:: SOURCE ::
┌──
All of the items listed under "rosin" in the Bodleian Library seem to be mid-19th century or later. I was amused by this one, printed in London, but obviously based on an American parody. Harding B11 (3340).

Lyr. Add: ROSIN THE BEAU

I'm a Yankey boy seeking my fortin,
I knows where for fodder to go,
And as I've just began my promotion
I'll tip you Rosin the Beau,
I'll tip you old Rosin the Beau, oh,oh,
I'll tip you old Rosin the Beau,
And I'll show you how I shall keep rising
To the tune of old Rosin the Beau.

Of a bank then I'll be a director,
While my paper shall be all the go,
And if there's a run for the specie
I'll tip 'em old Rosin the Beau,
I'll tip 'em old Rosin the Beau, oh, oh,
I'll tip 'em old Rosin the Beau,
And I'll show you how I shall keep rising
To the tune of old Rosin the Beau.

For the president's chair nominated
Like a rooster I'll jump up and crow,
And when Congress is waiting my message
I'll tip 'em old Rosin the Beau,
I'll tip 'em old Rosin the Beau,
I'll tip 'em old Rosin the beau,
The ditty will please every party
As they all sing old Rosin the Beau.
└──
Element placement data
┌──
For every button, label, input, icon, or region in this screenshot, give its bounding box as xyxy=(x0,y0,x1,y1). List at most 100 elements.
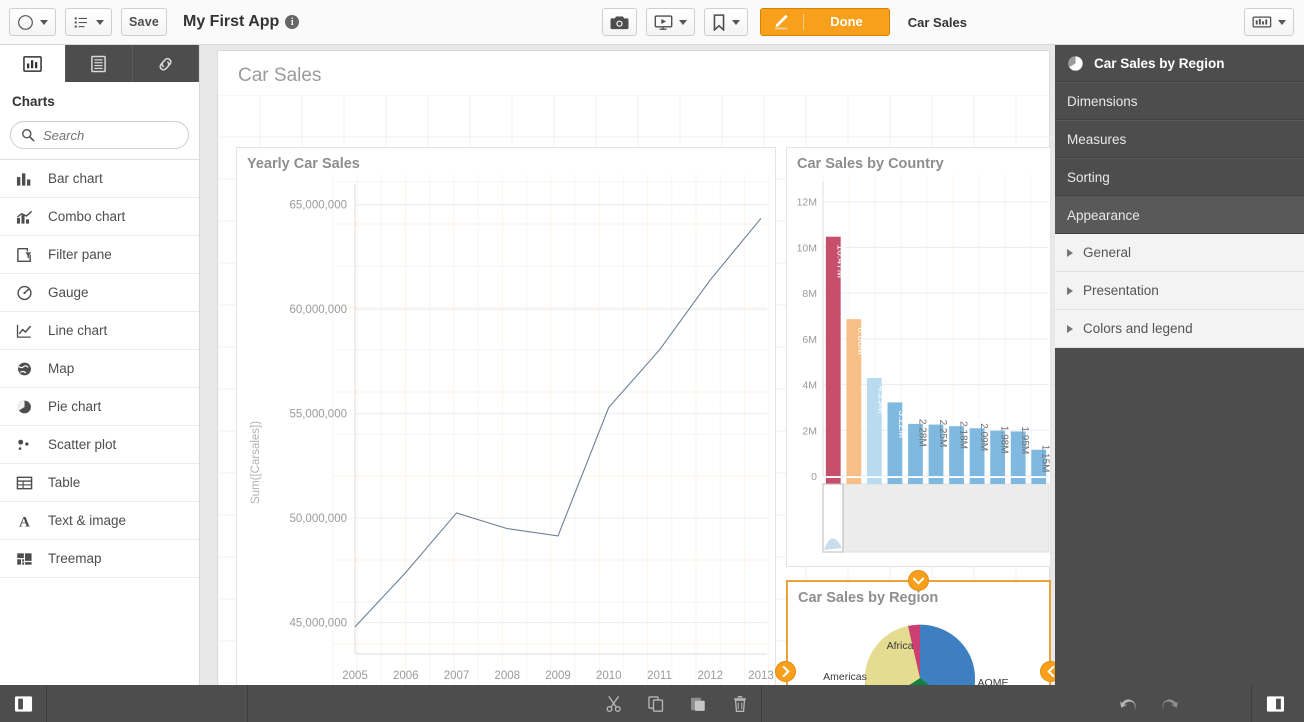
storytelling-icon xyxy=(654,14,673,31)
bookmark-button[interactable] xyxy=(704,8,749,36)
resize-handle-right[interactable] xyxy=(1040,661,1055,682)
app-title: My First App i xyxy=(183,13,300,31)
undo-button[interactable] xyxy=(1107,685,1149,722)
save-button[interactable]: Save xyxy=(121,8,167,36)
svg-text:3.22M: 3.22M xyxy=(896,410,907,438)
svg-text:2.18M: 2.18M xyxy=(958,421,969,449)
properties-section-dimensions[interactable]: Dimensions xyxy=(1055,82,1304,120)
chart-type-label: Filter pane xyxy=(48,247,112,262)
svg-text:10.47M: 10.47M xyxy=(834,245,845,278)
paste-button[interactable] xyxy=(677,685,719,722)
chart-type-item-table[interactable]: Table xyxy=(0,464,199,502)
pie-slice-label: Africa xyxy=(887,640,914,652)
properties-subsection-label: Colors and legend xyxy=(1083,321,1193,336)
properties-panel-header: Car Sales by Region xyxy=(1055,45,1304,82)
chart-type-item-scatter-plot[interactable]: Scatter plot xyxy=(0,426,199,464)
svg-text:2M: 2M xyxy=(802,425,817,437)
svg-text:2011: 2011 xyxy=(647,670,672,682)
svg-text:50,000,000: 50,000,000 xyxy=(289,513,347,525)
redo-button[interactable] xyxy=(1149,685,1191,722)
chart-object-car-sales-by-country[interactable]: Car Sales by Country 0 2M 4M 6M 8M 10M 12M 10.4… xyxy=(786,147,1051,567)
svg-text:1.98M: 1.98M xyxy=(999,426,1010,454)
svg-text:6.86M: 6.86M xyxy=(855,327,866,355)
search-field-wrapper[interactable] xyxy=(10,121,221,149)
properties-subsection-presentation[interactable]: Presentation xyxy=(1055,272,1304,310)
chart-type-item-filter-pane[interactable]: Filter pane xyxy=(0,236,199,274)
svg-text:2013: 2013 xyxy=(748,670,774,682)
snapshot-button[interactable] xyxy=(602,8,638,36)
chart-type-item-treemap[interactable]: Treemap xyxy=(0,540,199,578)
chart-type-label: Pie chart xyxy=(48,399,102,414)
chart-type-item-bar-chart[interactable]: Bar chart xyxy=(0,160,199,198)
chart-title-car-sales-by-country: Car Sales by Country xyxy=(797,156,944,172)
chart-type-label: Text & image xyxy=(48,513,127,528)
compass-icon xyxy=(17,14,34,31)
resize-handle-left[interactable] xyxy=(775,661,796,682)
right-panel-toggle-button[interactable] xyxy=(1252,685,1298,722)
table-icon xyxy=(14,475,34,491)
svg-text:4M: 4M xyxy=(802,380,817,392)
svg-text:12M: 12M xyxy=(797,197,817,209)
chart-type-label: Combo chart xyxy=(48,209,126,224)
properties-section-measures[interactable]: Measures xyxy=(1055,120,1304,158)
tab-charts[interactable] xyxy=(0,45,67,82)
chart-object-yearly-car-sales[interactable]: Yearly Car Sales 45,000,000 50,000,000 55,… xyxy=(236,147,776,685)
selections-icon xyxy=(1252,14,1272,30)
search-input[interactable] xyxy=(43,127,221,143)
cut-button[interactable] xyxy=(593,685,635,722)
chart-type-item-text-image[interactable]: A Text & image xyxy=(0,502,199,540)
properties-section-sorting[interactable]: Sorting xyxy=(1055,158,1304,196)
bottom-toolbar xyxy=(0,685,1304,722)
paste-icon xyxy=(689,695,707,713)
svg-text:2.09M: 2.09M xyxy=(978,423,989,451)
map-icon xyxy=(14,361,34,377)
pie-slice-label: Americas xyxy=(823,671,867,683)
properties-subsection-general[interactable]: General xyxy=(1055,234,1304,272)
tab-fields[interactable] xyxy=(66,45,133,82)
chart-type-item-map[interactable]: Map xyxy=(0,350,199,388)
top-toolbar: Save My First App i Done Car Sales xyxy=(0,0,1304,45)
done-editing-button[interactable]: Done xyxy=(760,8,890,36)
properties-section-appearance[interactable]: Appearance xyxy=(1055,196,1304,234)
left-panel-toggle-icon xyxy=(14,695,33,713)
fields-icon xyxy=(90,55,107,73)
scatter-plot-icon xyxy=(14,437,34,453)
chart-type-item-combo-chart[interactable]: Combo chart xyxy=(0,198,199,236)
properties-subsection-label: Presentation xyxy=(1083,283,1159,298)
svg-text:45,000,000: 45,000,000 xyxy=(289,618,347,630)
svg-text:A: A xyxy=(19,514,30,528)
selections-button[interactable] xyxy=(1244,8,1294,36)
copy-button[interactable] xyxy=(635,685,677,722)
chart-type-item-pie-chart[interactable]: Pie chart xyxy=(0,388,199,426)
app-title-text: My First App xyxy=(183,13,280,30)
properties-panel-title: Car Sales by Region xyxy=(1094,55,1225,71)
storytelling-button[interactable] xyxy=(646,8,696,36)
sheets-menu-button[interactable] xyxy=(65,8,112,36)
edit-tools-group xyxy=(593,685,761,722)
chart-type-label: Bar chart xyxy=(48,171,103,186)
chart-type-item-gauge[interactable]: Gauge xyxy=(0,274,199,312)
properties-subsection-colors-and-legend[interactable]: Colors and legend xyxy=(1055,310,1304,348)
done-button-label: Done xyxy=(830,14,863,29)
svg-text:1.95M: 1.95M xyxy=(1019,426,1030,454)
tab-master-items[interactable] xyxy=(133,45,199,82)
pie-slice-label: AOME xyxy=(978,677,1009,685)
info-icon[interactable]: i xyxy=(285,15,300,29)
asset-panel-tabs xyxy=(0,45,199,82)
resize-handle-top[interactable] xyxy=(908,570,929,591)
scissors-icon xyxy=(605,695,623,713)
pencil-icon xyxy=(761,14,805,30)
navigation-menu-button[interactable] xyxy=(9,8,56,36)
chart-type-label: Map xyxy=(48,361,75,376)
line-chart-canvas: 45,000,000 50,000,000 55,000,000 60,000,000… xyxy=(250,174,774,685)
chevron-right-icon xyxy=(1067,248,1073,257)
camera-icon xyxy=(610,14,629,31)
copy-icon xyxy=(647,695,665,713)
left-panel-toggle-button[interactable] xyxy=(0,685,46,722)
chart-type-item-line-chart[interactable]: Line chart xyxy=(0,312,199,350)
delete-button[interactable] xyxy=(719,685,761,722)
chart-object-car-sales-by-region[interactable]: Car Sales by Region Africa Americas AOME xyxy=(786,580,1051,685)
chevron-right-icon xyxy=(1067,324,1073,333)
properties-panel: Car Sales by Region Dimensions Measures So… xyxy=(1055,45,1304,685)
svg-text:0: 0 xyxy=(811,471,817,483)
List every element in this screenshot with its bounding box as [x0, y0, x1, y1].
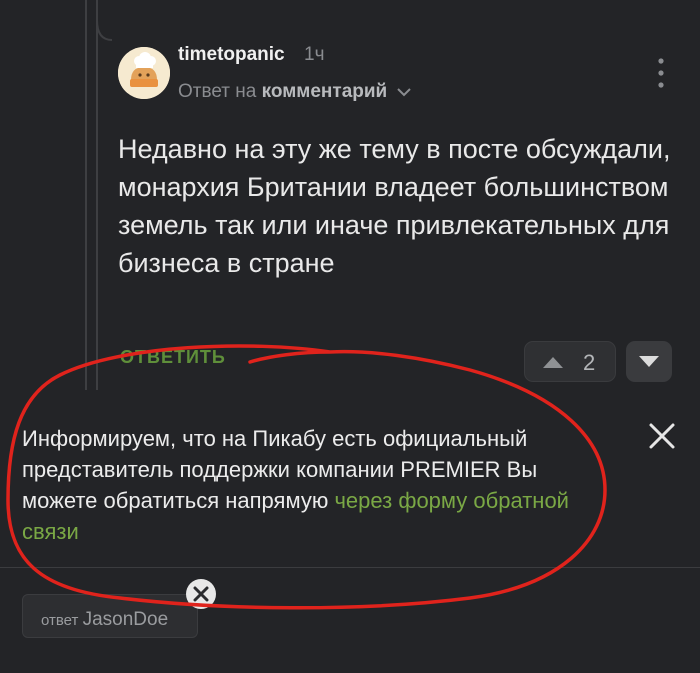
reply-to-line[interactable]: Ответ на комментарий — [178, 81, 411, 103]
comment-time: 1ч — [304, 44, 325, 65]
close-icon — [193, 586, 209, 602]
remove-reply-target-button[interactable] — [186, 579, 216, 609]
reply-target-link[interactable]: комментарий — [262, 81, 388, 102]
reply-prefix: Ответ на — [178, 81, 257, 102]
chevron-down-icon[interactable] — [396, 87, 411, 97]
reply-chip-prefix: ответ — [41, 612, 79, 629]
rating-count: 2 — [583, 350, 596, 375]
comment-username[interactable]: timetopanic — [178, 44, 285, 66]
chef-avatar-icon — [118, 47, 170, 99]
close-icon[interactable] — [646, 420, 678, 452]
arrow-down-icon — [639, 356, 659, 367]
reply-target-chip[interactable]: ответ JasonDoe — [22, 594, 198, 638]
divider — [0, 567, 700, 568]
reply-chip-name: JasonDoe — [82, 609, 169, 630]
upvote-button[interactable]: 2 — [524, 341, 616, 382]
arrow-up-icon — [543, 357, 563, 368]
downvote-button[interactable] — [626, 341, 672, 382]
more-vertical-icon[interactable] — [654, 56, 668, 90]
reply-button[interactable]: ОТВЕТИТЬ — [120, 347, 226, 368]
support-notice: Информируем, что на Пикабу есть официаль… — [22, 423, 612, 547]
user-avatar[interactable] — [118, 47, 170, 99]
comment-body: Недавно на эту же тему в посте обсуждали… — [118, 134, 671, 278]
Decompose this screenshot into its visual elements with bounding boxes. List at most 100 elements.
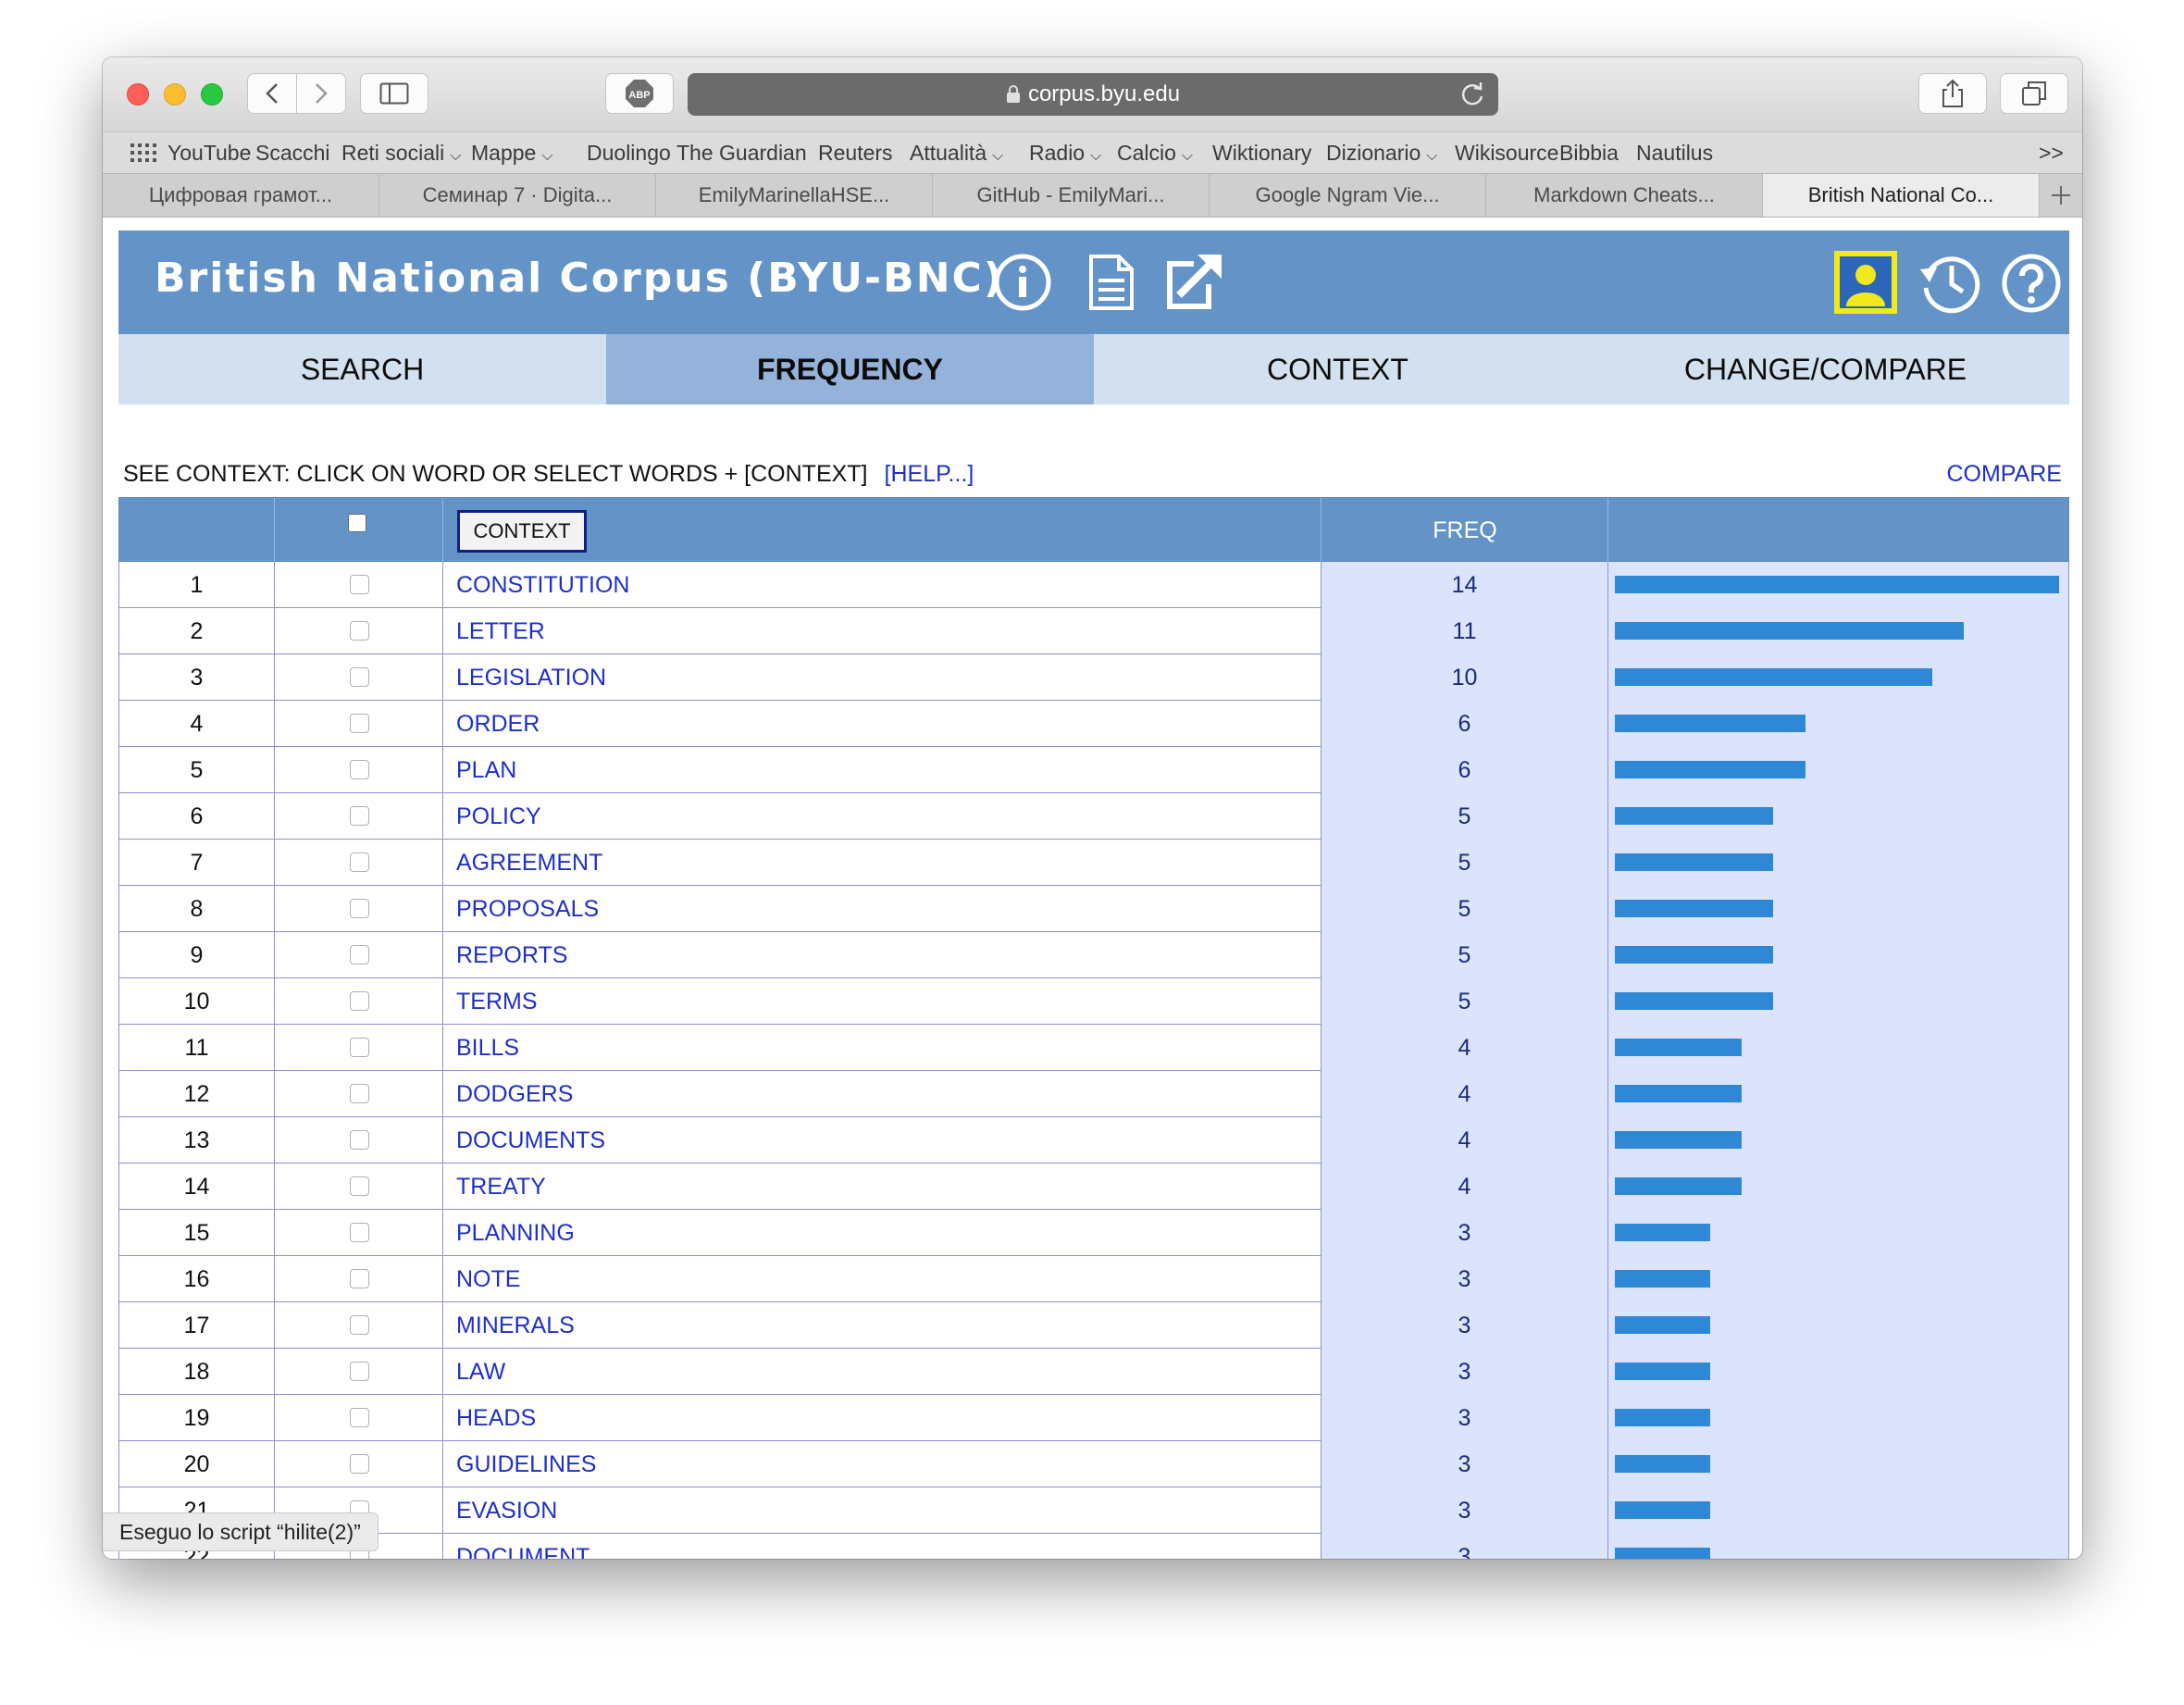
└──
:: LIST OF TASKS ::
- A) Repeat the Rosin the Beau text word for word, from "For the president's" up to and including "sing old Rosin the Beau.".
- B) Write what comes next in the Rosin the Beau text, picking up after its final line.

:: EXERCISE RESULTS ::
- A)
For the president's chair nominated
Like a rooster I'll jump up and crow,
And when Congress is waiting my message
I'll tip 'em old Rosin the Beau,
I'll tip 'em old Rosin the Beau,
I'll tip 'em old Rosin the beau,
The ditty will please every party
As they all sing old Rosin the Beau.

- B)
Then I'll live like a jolly old trojan
While the wine and the whisky shall flow
For to play a good tune on life's fiddle
We should now and then Rosin the Beau,
Now and then Rosin the Peau (sic), oh, oh,
We should now and then Rosin the Beau
'Tis but giving a help to old nater
When we now and then Rosin the Beau.

Encore verses (4) are given:
Then I'll slick myself out in my fixins,
And courting a girl I will go,
I'll buss her as loud as a musket,
And tip her old Rosin the Beau,
I'll tip her old Rosin the Beau, oh, oh,
I'll teach my whole dozen of babbies
To chirrup old Rosin the Beau.

Next to a volunteer's company captain,
If ever I'm fighting the foe,
I'll sing out, make ready - present
And tip 'em old Rosin the Beau,
I'll tip 'em old Rosin the Beau, oh, oh,
My band shall march home from the battle
All playing old Rosin the Beau.

Of my State Legislature then member
With eloquence how I shall glow,
And should that fail to carry my measure
I'll tip 'em old Rosin the Beau,
I'll tip 'em old Rosin the Beau, oh, oh,
Till the governor, senate, and member
All chorus old Rosin the Beau.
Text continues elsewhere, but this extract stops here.